Dataset excerpts>
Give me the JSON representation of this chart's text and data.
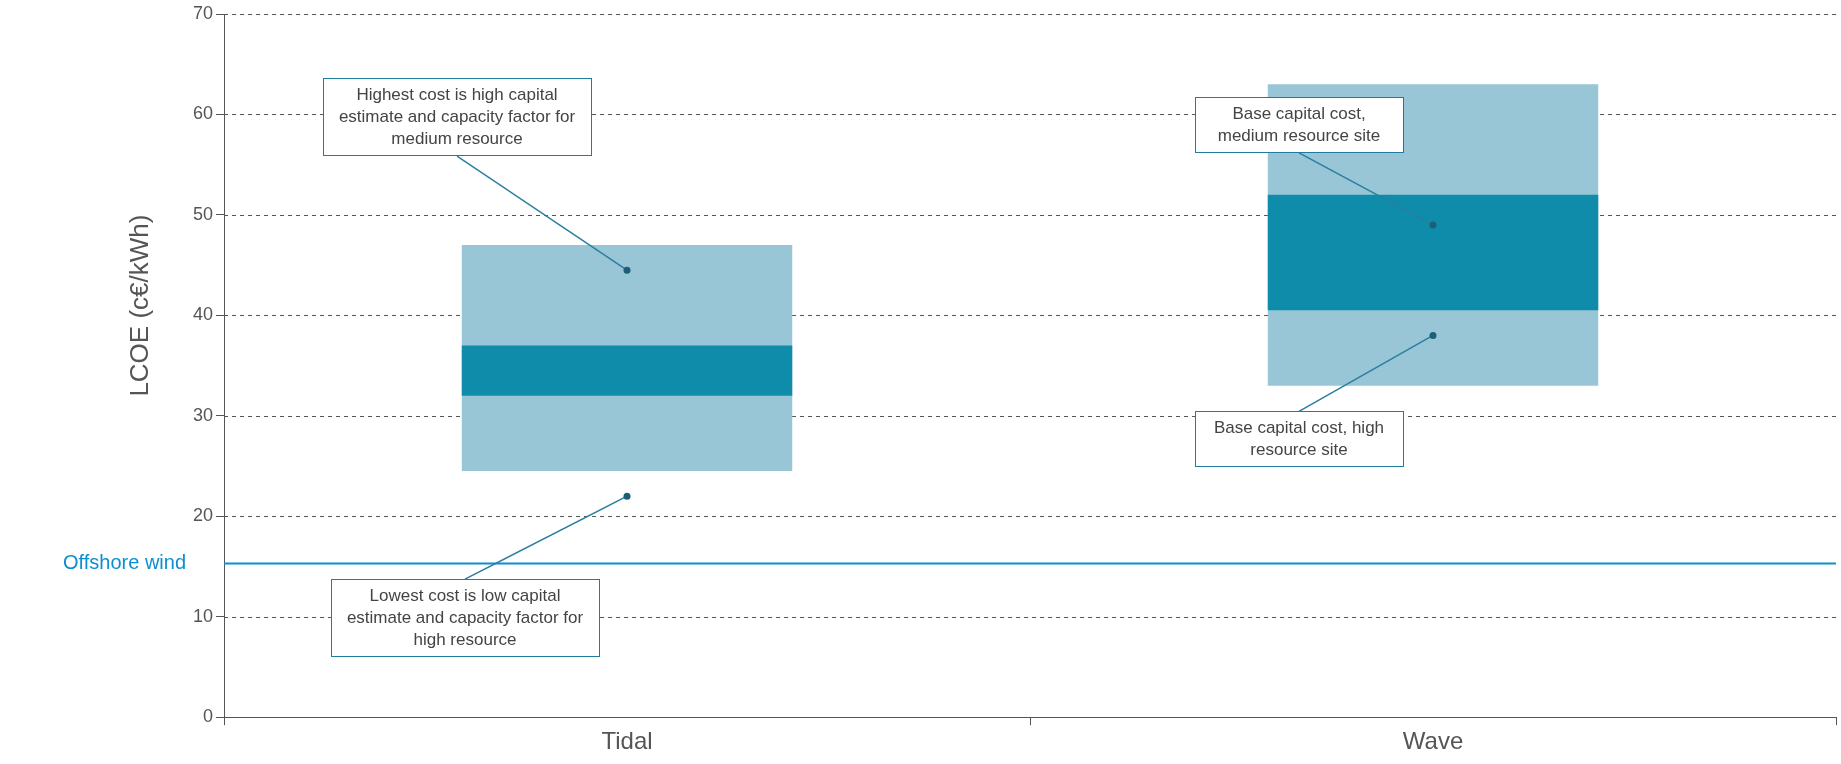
{
  "chart_data": {
    "type": "bar",
    "ylabel": "LCOE (c€/kWh)",
    "categories": [
      "Tidal",
      "Wave"
    ],
    "series": [
      {
        "color": "#99c6d7",
        "base": [
          24.5,
          33
        ],
        "values": [
          22.5,
          30
        ]
      },
      {
        "color": "#0e8ca9",
        "base": [
          32,
          40.5
        ],
        "values": [
          5,
          11.5
        ]
      }
    ],
    "ylim": [
      0,
      70
    ],
    "yticks": [
      0,
      10,
      20,
      30,
      40,
      50,
      60,
      70
    ],
    "grid": "y",
    "legend": false,
    "ref_lines": [
      {
        "axis": "y",
        "value": 15.3,
        "label": "Offshore wind",
        "color": "#0a8fd0"
      }
    ],
    "annotations": [
      {
        "text": "Highest cost is high capital estimate and capacity factor for medium resource",
        "x": "Tidal",
        "y": 44.5
      },
      {
        "text": "Lowest cost is low capital estimate and capacity factor for high resource",
        "x": "Tidal",
        "y": 22
      },
      {
        "text": "Base capital cost, medium resource site",
        "x": "Wave",
        "y": 49
      },
      {
        "text": "Base capital cost, high resource site",
        "x": "Wave",
        "y": 38
      }
    ]
  }
}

Requirement> Output each line exactly; omit every picture.

Solution to the problem>
Give me the JSON representation of this chart's text and data.
{
  "chart_data": {
    "type": "bar",
    "ylabel": "LCOE (c€/kWh)",
    "categories": [
      "Tidal",
      "Wave"
    ],
    "series": [
      {
        "color": "#99c6d7",
        "base": [
          24.5,
          33
        ],
        "values": [
          22.5,
          30
        ]
      },
      {
        "color": "#0e8ca9",
        "base": [
          32,
          40.5
        ],
        "values": [
          5,
          11.5
        ]
      }
    ],
    "ylim": [
      0,
      70
    ],
    "yticks": [
      0,
      10,
      20,
      30,
      40,
      50,
      60,
      70
    ],
    "grid": "y",
    "legend": false,
    "ref_lines": [
      {
        "axis": "y",
        "value": 15.3,
        "label": "Offshore wind",
        "color": "#0a8fd0"
      }
    ],
    "annotations": [
      {
        "text": "Highest cost is high capital estimate and capacity factor for medium resource",
        "x": "Tidal",
        "y": 44.5
      },
      {
        "text": "Lowest cost is low capital estimate and capacity factor for high resource",
        "x": "Tidal",
        "y": 22
      },
      {
        "text": "Base capital cost, medium resource site",
        "x": "Wave",
        "y": 49
      },
      {
        "text": "Base capital cost, high resource site",
        "x": "Wave",
        "y": 38
      }
    ]
  }
}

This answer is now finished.